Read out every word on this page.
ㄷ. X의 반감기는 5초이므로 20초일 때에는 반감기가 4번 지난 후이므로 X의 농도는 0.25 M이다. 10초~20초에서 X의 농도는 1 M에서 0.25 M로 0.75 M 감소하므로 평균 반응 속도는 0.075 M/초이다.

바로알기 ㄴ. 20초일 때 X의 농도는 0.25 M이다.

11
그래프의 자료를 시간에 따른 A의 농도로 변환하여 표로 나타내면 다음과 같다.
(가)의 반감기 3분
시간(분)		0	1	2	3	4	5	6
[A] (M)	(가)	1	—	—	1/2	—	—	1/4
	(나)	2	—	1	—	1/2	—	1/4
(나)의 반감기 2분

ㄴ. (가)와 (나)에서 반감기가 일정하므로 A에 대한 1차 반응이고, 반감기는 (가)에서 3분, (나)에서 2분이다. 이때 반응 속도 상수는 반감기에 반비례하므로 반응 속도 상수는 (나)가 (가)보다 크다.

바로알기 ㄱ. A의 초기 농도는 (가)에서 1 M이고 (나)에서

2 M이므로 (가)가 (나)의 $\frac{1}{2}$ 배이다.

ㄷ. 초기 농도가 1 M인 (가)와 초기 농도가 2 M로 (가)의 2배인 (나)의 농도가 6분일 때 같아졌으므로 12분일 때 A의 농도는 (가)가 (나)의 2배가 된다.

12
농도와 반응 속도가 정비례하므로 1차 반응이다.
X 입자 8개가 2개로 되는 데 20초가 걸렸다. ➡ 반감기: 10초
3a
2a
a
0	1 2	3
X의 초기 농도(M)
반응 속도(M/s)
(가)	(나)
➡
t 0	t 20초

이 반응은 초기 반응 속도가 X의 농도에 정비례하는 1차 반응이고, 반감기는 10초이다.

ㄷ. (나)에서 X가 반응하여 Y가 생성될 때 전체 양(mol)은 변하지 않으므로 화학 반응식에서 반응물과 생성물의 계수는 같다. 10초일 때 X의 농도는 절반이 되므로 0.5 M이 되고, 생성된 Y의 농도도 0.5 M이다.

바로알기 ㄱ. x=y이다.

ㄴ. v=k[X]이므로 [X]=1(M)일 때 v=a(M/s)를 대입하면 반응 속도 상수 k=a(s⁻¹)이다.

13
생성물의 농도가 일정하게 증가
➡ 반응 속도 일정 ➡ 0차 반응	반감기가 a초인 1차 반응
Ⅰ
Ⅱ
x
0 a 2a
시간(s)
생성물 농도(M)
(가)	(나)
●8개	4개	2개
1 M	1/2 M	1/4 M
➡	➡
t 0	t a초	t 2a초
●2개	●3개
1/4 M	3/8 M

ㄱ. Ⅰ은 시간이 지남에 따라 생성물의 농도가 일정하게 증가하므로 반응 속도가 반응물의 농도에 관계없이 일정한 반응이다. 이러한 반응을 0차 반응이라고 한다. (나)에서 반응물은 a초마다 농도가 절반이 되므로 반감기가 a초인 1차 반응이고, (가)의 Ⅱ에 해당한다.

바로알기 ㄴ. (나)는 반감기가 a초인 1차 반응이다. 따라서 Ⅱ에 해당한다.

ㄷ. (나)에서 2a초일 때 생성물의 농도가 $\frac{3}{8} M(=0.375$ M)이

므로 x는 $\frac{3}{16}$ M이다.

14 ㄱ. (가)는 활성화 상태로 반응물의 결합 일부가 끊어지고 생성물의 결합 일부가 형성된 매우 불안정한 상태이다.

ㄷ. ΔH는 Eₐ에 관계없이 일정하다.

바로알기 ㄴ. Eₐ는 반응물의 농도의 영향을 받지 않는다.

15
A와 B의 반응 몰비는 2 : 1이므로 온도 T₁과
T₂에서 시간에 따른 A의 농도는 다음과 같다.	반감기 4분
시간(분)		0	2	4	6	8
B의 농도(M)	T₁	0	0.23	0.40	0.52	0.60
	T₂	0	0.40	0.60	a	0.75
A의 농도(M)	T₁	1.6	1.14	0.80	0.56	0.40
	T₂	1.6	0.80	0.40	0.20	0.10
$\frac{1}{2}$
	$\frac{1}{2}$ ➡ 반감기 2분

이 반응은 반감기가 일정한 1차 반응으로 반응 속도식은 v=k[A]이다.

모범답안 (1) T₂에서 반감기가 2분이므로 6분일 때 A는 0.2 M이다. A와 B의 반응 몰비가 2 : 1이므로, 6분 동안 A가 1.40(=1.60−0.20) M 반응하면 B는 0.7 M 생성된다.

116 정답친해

***

_GIVEN TASK:_
Every record above needs to be repeated word for word.

_WORKED SOLUTION:_
Read out every word on this page.
ㄷ. X의 반감기는 5초이므로 20초일 때에는 반감기가 4번 지난 후이므로 X의 농도는 0.25 M이다. 10초~20초에서 X의 농도는 1 M에서 0.25 M로 0.75 M 감소하므로 평균 반응 속도는 0.075 M/초이다.

바로알기 ㄴ. 20초일 때 X의 농도는 0.25 M이다.

11
그래프의 자료를 시간에 따른 A의 농도로 변환하여 표로 나타내면 다음과 같다.
(가)의 반감기 3분
시간(분)		0	1	2	3	4	5	6
[A] (M)	(가)	1	—	—	1/2	—	—	1/4
	(나)	2	—	1	—	1/2	—	1/4
(나)의 반감기 2분

ㄴ. (가)와 (나)에서 반감기가 일정하므로 A에 대한 1차 반응이고, 반감기는 (가)에서 3분, (나)에서 2분이다. 이때 반응 속도 상수는 반감기에 반비례하므로 반응 속도 상수는 (나)가 (가)보다 크다.

바로알기 ㄱ. A의 초기 농도는 (가)에서 1 M이고 (나)에서

2 M이므로 (가)가 (나)의 $\frac{1}{2}$ 배이다.

ㄷ. 초기 농도가 1 M인 (가)와 초기 농도가 2 M로 (가)의 2배인 (나)의 농도가 6분일 때 같아졌으므로 12분일 때 A의 농도는 (가)가 (나)의 2배가 된다.

12
농도와 반응 속도가 정비례하므로 1차 반응이다.
X 입자 8개가 2개로 되는 데 20초가 걸렸다. ➡ 반감기: 10초
3a
2a
a
0	1 2	3
X의 초기 농도(M)
반응 속도(M/s)
(가)	(나)
➡
t 0	t 20초

이 반응은 초기 반응 속도가 X의 농도에 정비례하는 1차 반응이고, 반감기는 10초이다.

ㄷ. (나)에서 X가 반응하여 Y가 생성될 때 전체 양(mol)은 변하지 않으므로 화학 반응식에서 반응물과 생성물의 계수는 같다. 10초일 때 X의 농도는 절반이 되므로 0.5 M이 되고, 생성된 Y의 농도도 0.5 M이다.

바로알기 ㄱ. x=y이다.

ㄴ. v=k[X]이므로 [X]=1(M)일 때 v=a(M/s)를 대입하면 반응 속도 상수 k=a(s⁻¹)이다.

13
생성물의 농도가 일정하게 증가
➡ 반응 속도 일정 ➡ 0차 반응	반감기가 a초인 1차 반응
Ⅰ
Ⅱ
x
0 a 2a
시간(s)
생성물 농도(M)
(가)	(나)
●8개	4개	2개
1 M	1/2 M	1/4 M
➡	➡
t 0	t a초	t 2a초
●2개	●3개
1/4 M	3/8 M

ㄱ. Ⅰ은 시간이 지남에 따라 생성물의 농도가 일정하게 증가하므로 반응 속도가 반응물의 농도에 관계없이 일정한 반응이다. 이러한 반응을 0차 반응이라고 한다. (나)에서 반응물은 a초마다 농도가 절반이 되므로 반감기가 a초인 1차 반응이고, (가)의 Ⅱ에 해당한다.

바로알기 ㄴ. (나)는 반감기가 a초인 1차 반응이다. 따라서 Ⅱ에 해당한다.

ㄷ. (나)에서 2a초일 때 생성물의 농도가 $\frac{3}{8} M(=0.375$ M)이

므로 x는 $\frac{3}{16}$ M이다.

14 ㄱ. (가)는 활성화 상태로 반응물의 결합 일부가 끊어지고 생성물의 결합 일부가 형성된 매우 불안정한 상태이다.

ㄷ. ΔH는 Eₐ에 관계없이 일정하다.

바로알기 ㄴ. Eₐ는 반응물의 농도의 영향을 받지 않는다.

15
A와 B의 반응 몰비는 2 : 1이므로 온도 T₁과
T₂에서 시간에 따른 A의 농도는 다음과 같다.	반감기 4분
시간(분)		0	2	4	6	8
B의 농도(M)	T₁	0	0.23	0.40	0.52	0.60
	T₂	0	0.40	0.60	a	0.75
A의 농도(M)	T₁	1.6	1.14	0.80	0.56	0.40
	T₂	1.6	0.80	0.40	0.20	0.10
$\frac{1}{2}$
	$\frac{1}{2}$ ➡ 반감기 2분

이 반응은 반감기가 일정한 1차 반응으로 반응 속도식은 v=k[A]이다.

모범답안 (1) T₂에서 반감기가 2분이므로 6분일 때 A는 0.2 M이다. A와 B의 반응 몰비가 2 : 1이므로, 6분 동안 A가 1.40(=1.60−0.20) M 반응하면 B는 0.7 M 생성된다.

116 정답친해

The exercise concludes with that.